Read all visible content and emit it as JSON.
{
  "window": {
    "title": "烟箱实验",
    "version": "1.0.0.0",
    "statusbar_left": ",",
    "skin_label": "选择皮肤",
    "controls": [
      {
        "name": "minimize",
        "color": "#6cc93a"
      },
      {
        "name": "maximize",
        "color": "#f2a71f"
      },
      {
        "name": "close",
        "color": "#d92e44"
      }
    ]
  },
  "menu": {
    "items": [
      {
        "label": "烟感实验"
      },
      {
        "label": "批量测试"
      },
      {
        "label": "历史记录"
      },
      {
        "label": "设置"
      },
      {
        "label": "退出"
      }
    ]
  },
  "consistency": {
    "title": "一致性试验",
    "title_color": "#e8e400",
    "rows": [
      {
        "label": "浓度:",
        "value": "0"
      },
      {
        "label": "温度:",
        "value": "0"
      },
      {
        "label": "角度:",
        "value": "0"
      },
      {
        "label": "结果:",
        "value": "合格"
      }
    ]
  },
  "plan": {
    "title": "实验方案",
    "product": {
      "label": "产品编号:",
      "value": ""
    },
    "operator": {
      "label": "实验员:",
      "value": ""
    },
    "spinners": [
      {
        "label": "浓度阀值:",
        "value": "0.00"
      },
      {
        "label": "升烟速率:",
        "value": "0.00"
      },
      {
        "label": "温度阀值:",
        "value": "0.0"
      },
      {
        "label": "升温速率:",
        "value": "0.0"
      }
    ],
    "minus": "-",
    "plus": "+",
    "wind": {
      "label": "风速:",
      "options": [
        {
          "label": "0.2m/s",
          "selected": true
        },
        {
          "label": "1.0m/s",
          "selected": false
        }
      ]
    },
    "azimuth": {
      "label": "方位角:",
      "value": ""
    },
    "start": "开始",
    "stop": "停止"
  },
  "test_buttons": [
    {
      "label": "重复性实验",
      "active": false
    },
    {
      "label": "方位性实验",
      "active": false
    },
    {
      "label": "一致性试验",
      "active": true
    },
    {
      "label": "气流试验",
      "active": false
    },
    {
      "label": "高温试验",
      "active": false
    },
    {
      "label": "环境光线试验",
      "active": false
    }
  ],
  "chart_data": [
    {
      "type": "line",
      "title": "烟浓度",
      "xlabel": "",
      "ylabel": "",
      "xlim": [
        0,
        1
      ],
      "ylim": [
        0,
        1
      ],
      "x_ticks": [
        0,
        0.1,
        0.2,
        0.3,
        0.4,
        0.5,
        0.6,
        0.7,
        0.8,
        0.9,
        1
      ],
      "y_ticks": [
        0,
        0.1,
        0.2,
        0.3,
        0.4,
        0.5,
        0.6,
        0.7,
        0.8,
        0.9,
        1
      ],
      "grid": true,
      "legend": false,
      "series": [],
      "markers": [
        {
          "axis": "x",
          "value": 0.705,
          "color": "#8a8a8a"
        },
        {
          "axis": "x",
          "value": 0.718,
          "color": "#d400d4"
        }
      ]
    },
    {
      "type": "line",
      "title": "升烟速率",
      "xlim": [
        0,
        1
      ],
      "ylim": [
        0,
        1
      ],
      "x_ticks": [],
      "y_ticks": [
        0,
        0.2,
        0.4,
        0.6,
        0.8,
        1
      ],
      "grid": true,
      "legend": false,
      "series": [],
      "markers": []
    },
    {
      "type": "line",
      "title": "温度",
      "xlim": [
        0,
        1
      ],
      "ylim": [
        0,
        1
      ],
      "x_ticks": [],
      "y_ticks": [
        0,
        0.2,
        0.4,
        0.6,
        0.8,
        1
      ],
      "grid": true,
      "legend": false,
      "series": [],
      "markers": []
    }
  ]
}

# # # # #

**WHAT IS ASKED**
Look through the data above. Each line containing the word "name" needs to be copied.

**FINISHED EXERCISE**
        "name": "minimize",
        "name": "maximize",
        "name": "close",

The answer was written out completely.